(Records from a data source)

---+---

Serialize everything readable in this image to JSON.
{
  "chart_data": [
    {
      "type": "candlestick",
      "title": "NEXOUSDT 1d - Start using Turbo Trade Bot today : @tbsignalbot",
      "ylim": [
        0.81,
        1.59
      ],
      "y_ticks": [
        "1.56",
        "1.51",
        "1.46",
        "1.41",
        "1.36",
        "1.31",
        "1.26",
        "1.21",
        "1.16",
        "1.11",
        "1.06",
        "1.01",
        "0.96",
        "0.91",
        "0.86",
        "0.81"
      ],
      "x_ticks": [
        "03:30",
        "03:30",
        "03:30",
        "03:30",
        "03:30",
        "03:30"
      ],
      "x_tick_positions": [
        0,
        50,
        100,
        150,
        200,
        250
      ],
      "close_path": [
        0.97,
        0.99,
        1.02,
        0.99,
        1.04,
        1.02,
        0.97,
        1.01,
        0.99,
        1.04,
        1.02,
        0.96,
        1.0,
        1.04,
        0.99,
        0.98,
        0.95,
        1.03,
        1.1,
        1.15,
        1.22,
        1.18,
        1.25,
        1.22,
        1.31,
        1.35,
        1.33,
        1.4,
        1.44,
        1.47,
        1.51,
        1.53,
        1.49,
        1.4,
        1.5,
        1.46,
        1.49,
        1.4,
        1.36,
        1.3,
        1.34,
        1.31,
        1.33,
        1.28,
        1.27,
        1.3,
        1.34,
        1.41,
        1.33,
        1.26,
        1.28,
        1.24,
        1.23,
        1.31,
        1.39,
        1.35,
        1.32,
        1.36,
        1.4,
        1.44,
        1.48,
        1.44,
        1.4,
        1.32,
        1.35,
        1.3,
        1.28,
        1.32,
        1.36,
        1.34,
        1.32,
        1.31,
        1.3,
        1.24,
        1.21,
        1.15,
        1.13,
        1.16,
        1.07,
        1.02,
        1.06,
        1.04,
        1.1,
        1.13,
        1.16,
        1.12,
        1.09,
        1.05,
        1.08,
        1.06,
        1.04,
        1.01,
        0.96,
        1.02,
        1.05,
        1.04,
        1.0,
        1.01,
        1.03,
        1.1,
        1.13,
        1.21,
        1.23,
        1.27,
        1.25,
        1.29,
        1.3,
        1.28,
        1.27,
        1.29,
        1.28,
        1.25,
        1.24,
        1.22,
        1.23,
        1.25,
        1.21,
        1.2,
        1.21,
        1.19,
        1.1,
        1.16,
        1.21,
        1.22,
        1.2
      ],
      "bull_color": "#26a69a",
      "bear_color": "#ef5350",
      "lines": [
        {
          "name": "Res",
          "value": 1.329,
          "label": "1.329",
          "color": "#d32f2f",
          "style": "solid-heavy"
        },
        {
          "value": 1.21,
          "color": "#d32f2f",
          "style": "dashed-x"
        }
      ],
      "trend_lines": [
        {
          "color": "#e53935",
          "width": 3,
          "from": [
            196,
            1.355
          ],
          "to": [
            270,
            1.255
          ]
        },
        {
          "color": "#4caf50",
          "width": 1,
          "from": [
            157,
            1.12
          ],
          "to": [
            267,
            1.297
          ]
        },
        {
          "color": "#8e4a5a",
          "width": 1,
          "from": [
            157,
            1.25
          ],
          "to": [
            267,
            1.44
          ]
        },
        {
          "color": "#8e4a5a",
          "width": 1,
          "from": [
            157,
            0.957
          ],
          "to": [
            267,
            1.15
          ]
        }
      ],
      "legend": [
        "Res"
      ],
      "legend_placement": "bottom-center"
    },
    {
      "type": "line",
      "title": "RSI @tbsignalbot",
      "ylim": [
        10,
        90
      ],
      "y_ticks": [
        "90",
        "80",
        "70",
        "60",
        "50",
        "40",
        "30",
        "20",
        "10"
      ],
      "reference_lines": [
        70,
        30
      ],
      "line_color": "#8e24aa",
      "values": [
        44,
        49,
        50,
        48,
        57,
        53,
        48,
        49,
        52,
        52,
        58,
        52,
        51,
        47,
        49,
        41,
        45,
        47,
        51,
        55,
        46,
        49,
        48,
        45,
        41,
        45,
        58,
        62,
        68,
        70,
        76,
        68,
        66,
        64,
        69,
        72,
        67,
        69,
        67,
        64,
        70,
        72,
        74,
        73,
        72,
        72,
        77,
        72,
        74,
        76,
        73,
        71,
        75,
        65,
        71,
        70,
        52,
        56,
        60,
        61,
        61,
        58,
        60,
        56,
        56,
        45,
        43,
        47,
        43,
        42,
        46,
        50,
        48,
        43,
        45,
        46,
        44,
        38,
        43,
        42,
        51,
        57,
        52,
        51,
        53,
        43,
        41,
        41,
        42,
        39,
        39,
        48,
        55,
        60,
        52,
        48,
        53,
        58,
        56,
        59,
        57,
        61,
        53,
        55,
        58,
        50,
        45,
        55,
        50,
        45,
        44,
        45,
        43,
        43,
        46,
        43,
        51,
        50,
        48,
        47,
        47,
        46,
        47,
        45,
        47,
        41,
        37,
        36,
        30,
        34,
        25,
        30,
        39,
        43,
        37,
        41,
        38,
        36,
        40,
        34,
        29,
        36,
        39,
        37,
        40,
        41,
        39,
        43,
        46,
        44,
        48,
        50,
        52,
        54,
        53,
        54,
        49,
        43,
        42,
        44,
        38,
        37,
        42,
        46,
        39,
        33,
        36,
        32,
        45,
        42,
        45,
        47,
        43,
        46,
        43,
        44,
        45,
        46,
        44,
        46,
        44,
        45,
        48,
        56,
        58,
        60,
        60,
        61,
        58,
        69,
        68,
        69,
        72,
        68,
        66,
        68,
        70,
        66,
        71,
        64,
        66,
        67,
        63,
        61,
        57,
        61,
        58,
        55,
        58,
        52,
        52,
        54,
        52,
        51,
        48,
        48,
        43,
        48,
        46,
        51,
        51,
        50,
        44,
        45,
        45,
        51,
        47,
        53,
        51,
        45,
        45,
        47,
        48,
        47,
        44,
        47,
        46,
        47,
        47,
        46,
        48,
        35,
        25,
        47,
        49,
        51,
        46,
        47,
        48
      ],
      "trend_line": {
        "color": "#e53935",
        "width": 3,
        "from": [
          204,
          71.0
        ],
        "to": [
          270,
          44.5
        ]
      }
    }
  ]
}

---+---

- GIVEN INSTRUCTION:
Write the material out again word for word.

- ANSWER TO THIS PROBLEM:
Serialize everything readable in this image to JSON.
{
  "chart_data": [
    {
      "type": "candlestick",
      "title": "NEXOUSDT 1d - Start using Turbo Trade Bot today : @tbsignalbot",
      "ylim": [
        0.81,
        1.59
      ],
      "y_ticks": [
        "1.56",
        "1.51",
        "1.46",
        "1.41",
        "1.36",
        "1.31",
        "1.26",
        "1.21",
        "1.16",
        "1.11",
        "1.06",
        "1.01",
        "0.96",
        "0.91",
        "0.86",
        "0.81"
      ],
      "x_ticks": [
        "03:30",
        "03:30",
        "03:30",
        "03:30",
        "03:30",
        "03:30"
      ],
      "x_tick_positions": [
        0,
        50,
        100,
        150,
        200,
        250
      ],
      "close_path": [
        0.97,
        0.99,
        1.02,
        0.99,
        1.04,
        1.02,
        0.97,
        1.01,
        0.99,
        1.04,
        1.02,
        0.96,
        1.0,
        1.04,
        0.99,
        0.98,
        0.95,
        1.03,
        1.1,
        1.15,
        1.22,
        1.18,
        1.25,
        1.22,
        1.31,
        1.35,
        1.33,
        1.4,
        1.44,
        1.47,
        1.51,
        1.53,
        1.49,
        1.4,
        1.5,
        1.46,
        1.49,
        1.4,
        1.36,
        1.3,
        1.34,
        1.31,
        1.33,
        1.28,
        1.27,
        1.3,
        1.34,
        1.41,
        1.33,
        1.26,
        1.28,
        1.24,
        1.23,
        1.31,
        1.39,
        1.35,
        1.32,
        1.36,
        1.4,
        1.44,
        1.48,
        1.44,
        1.4,
        1.32,
        1.35,
        1.3,
        1.28,
        1.32,
        1.36,
        1.34,
        1.32,
        1.31,
        1.3,
        1.24,
        1.21,
        1.15,
        1.13,
        1.16,
        1.07,
        1.02,
        1.06,
        1.04,
        1.1,
        1.13,
        1.16,
        1.12,
        1.09,
        1.05,
        1.08,
        1.06,
        1.04,
        1.01,
        0.96,
        1.02,
        1.05,
        1.04,
        1.0,
        1.01,
        1.03,
        1.1,
        1.13,
        1.21,
        1.23,
        1.27,
        1.25,
        1.29,
        1.3,
        1.28,
        1.27,
        1.29,
        1.28,
        1.25,
        1.24,
        1.22,
        1.23,
        1.25,
        1.21,
        1.2,
        1.21,
        1.19,
        1.1,
        1.16,
        1.21,
        1.22,
        1.2
      ],
      "bull_color": "#26a69a",
      "bear_color": "#ef5350",
      "lines": [
        {
          "name": "Res",
          "value": 1.329,
          "label": "1.329",
          "color": "#d32f2f",
          "style": "solid-heavy"
        },
        {
          "value": 1.21,
          "color": "#d32f2f",
          "style": "dashed-x"
        }
      ],
      "trend_lines": [
        {
          "color": "#e53935",
          "width": 3,
          "from": [
            196,
            1.355
          ],
          "to": [
            270,
            1.255
          ]
        },
        {
          "color": "#4caf50",
          "width": 1,
          "from": [
            157,
            1.12
          ],
          "to": [
            267,
            1.297
          ]
        },
        {
          "color": "#8e4a5a",
          "width": 1,
          "from": [
            157,
            1.25
          ],
          "to": [
            267,
            1.44
          ]
        },
        {
          "color": "#8e4a5a",
          "width": 1,
          "from": [
            157,
            0.957
          ],
          "to": [
            267,
            1.15
          ]
        }
      ],
      "legend": [
        "Res"
      ],
      "legend_placement": "bottom-center"
    },
    {
      "type": "line",
      "title": "RSI @tbsignalbot",
      "ylim": [
        10,
        90
      ],
      "y_ticks": [
        "90",
        "80",
        "70",
        "60",
        "50",
        "40",
        "30",
        "20",
        "10"
      ],
      "reference_lines": [
        70,
        30
      ],
      "line_color": "#8e24aa",
      "values": [
        44,
        49,
        50,
        48,
        57,
        53,
        48,
        49,
        52,
        52,
        58,
        52,
        51,
        47,
        49,
        41,
        45,
        47,
        51,
        55,
        46,
        49,
        48,
        45,
        41,
        45,
        58,
        62,
        68,
        70,
        76,
        68,
        66,
        64,
        69,
        72,
        67,
        69,
        67,
        64,
        70,
        72,
        74,
        73,
        72,
        72,
        77,
        72,
        74,
        76,
        73,
        71,
        75,
        65,
        71,
        70,
        52,
        56,
        60,
        61,
        61,
        58,
        60,
        56,
        56,
        45,
        43,
        47,
        43,
        42,
        46,
        50,
        48,
        43,
        45,
        46,
        44,
        38,
        43,
        42,
        51,
        57,
        52,
        51,
        53,
        43,
        41,
        41,
        42,
        39,
        39,
        48,
        55,
        60,
        52,
        48,
        53,
        58,
        56,
        59,
        57,
        61,
        53,
        55,
        58,
        50,
        45,
        55,
        50,
        45,
        44,
        45,
        43,
        43,
        46,
        43,
        51,
        50,
        48,
        47,
        47,
        46,
        47,
        45,
        47,
        41,
        37,
        36,
        30,
        34,
        25,
        30,
        39,
        43,
        37,
        41,
        38,
        36,
        40,
        34,
        29,
        36,
        39,
        37,
        40,
        41,
        39,
        43,
        46,
        44,
        48,
        50,
        52,
        54,
        53,
        54,
        49,
        43,
        42,
        44,
        38,
        37,
        42,
        46,
        39,
        33,
        36,
        32,
        45,
        42,
        45,
        47,
        43,
        46,
        43,
        44,
        45,
        46,
        44,
        46,
        44,
        45,
        48,
        56,
        58,
        60,
        60,
        61,
        58,
        69,
        68,
        69,
        72,
        68,
        66,
        68,
        70,
        66,
        71,
        64,
        66,
        67,
        63,
        61,
        57,
        61,
        58,
        55,
        58,
        52,
        52,
        54,
        52,
        51,
        48,
        48,
        43,
        48,
        46,
        51,
        51,
        50,
        44,
        45,
        45,
        51,
        47,
        53,
        51,
        45,
        45,
        47,
        48,
        47,
        44,
        47,
        46,
        47,
        47,
        46,
        48,
        35,
        25,
        47,
        49,
        51,
        46,
        47,
        48
      ],
      "trend_line": {
        "color": "#e53935",
        "width": 3,
        "from": [
          204,
          71.0
        ],
        "to": [
          270,
          44.5
        ]
      }
    }
  ]
}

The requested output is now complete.